--- START OF Record excerpts ---
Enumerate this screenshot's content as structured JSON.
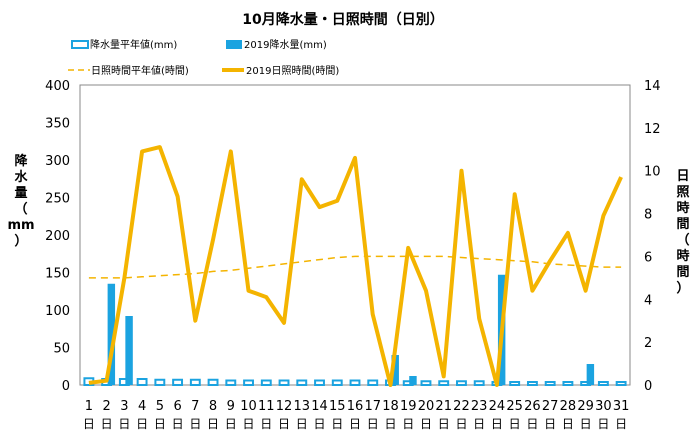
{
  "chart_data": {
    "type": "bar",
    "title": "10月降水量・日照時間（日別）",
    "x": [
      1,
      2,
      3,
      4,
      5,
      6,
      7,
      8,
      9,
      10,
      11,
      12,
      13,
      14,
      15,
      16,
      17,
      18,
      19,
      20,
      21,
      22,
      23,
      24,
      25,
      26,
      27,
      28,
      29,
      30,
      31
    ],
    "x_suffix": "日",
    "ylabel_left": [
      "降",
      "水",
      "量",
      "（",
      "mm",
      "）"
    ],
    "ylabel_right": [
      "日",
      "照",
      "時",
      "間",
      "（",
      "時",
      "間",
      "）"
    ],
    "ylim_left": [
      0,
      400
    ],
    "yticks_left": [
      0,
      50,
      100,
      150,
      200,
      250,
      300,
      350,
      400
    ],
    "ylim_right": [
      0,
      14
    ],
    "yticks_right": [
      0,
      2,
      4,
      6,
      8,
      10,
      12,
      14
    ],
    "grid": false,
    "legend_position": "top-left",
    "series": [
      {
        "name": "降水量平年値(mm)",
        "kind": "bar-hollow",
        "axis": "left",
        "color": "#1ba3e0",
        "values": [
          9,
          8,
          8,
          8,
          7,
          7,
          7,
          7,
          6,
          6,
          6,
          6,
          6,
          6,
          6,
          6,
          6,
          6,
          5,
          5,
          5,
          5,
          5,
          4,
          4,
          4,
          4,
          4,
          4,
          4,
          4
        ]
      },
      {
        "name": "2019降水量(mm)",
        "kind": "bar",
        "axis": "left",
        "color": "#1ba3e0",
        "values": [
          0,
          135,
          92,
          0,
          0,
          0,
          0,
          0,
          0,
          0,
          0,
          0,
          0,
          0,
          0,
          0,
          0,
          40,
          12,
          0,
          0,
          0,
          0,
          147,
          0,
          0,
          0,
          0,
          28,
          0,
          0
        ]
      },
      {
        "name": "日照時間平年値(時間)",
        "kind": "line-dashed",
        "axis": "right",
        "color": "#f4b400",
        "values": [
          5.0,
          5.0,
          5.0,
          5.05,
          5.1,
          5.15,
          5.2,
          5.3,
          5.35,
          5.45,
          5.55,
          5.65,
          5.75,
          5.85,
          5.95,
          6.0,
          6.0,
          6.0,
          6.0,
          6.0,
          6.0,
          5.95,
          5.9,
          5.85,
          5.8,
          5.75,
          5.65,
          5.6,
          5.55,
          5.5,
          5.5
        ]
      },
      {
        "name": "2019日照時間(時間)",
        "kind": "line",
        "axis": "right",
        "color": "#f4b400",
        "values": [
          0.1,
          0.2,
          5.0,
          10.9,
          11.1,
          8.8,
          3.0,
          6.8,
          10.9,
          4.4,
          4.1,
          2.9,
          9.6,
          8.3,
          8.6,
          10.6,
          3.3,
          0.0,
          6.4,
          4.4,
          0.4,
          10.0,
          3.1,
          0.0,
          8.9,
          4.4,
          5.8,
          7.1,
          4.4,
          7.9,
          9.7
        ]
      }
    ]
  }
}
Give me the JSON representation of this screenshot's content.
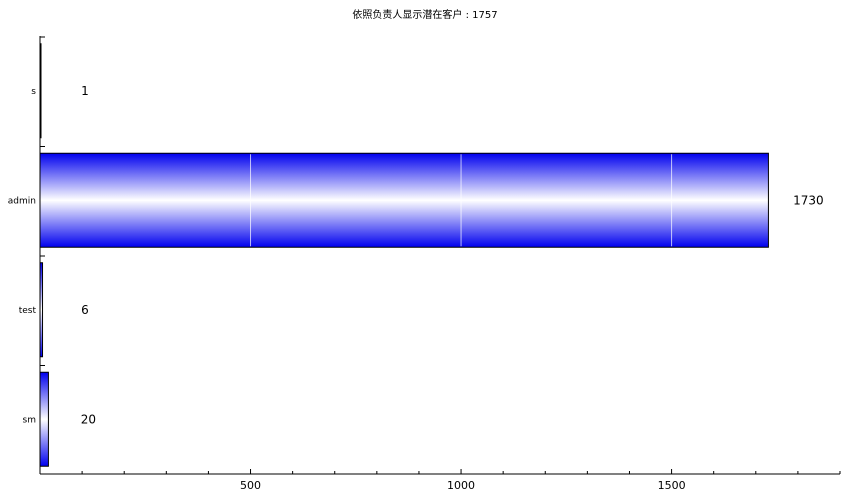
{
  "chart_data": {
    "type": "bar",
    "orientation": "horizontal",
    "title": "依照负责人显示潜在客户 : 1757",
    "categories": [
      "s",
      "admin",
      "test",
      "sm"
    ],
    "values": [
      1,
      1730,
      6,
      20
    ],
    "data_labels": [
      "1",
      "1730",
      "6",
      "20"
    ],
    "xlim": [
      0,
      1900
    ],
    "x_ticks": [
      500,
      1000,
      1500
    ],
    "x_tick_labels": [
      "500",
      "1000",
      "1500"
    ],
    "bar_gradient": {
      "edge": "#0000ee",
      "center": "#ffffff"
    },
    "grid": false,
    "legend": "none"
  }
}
--- END OF Record excerpts ---
→ Exercise task
From the entries above, list each line with "JSON" in it.

→ Written solution
Enumerate this screenshot's content as structured JSON.
Give me the JSON representation of this screenshot's content.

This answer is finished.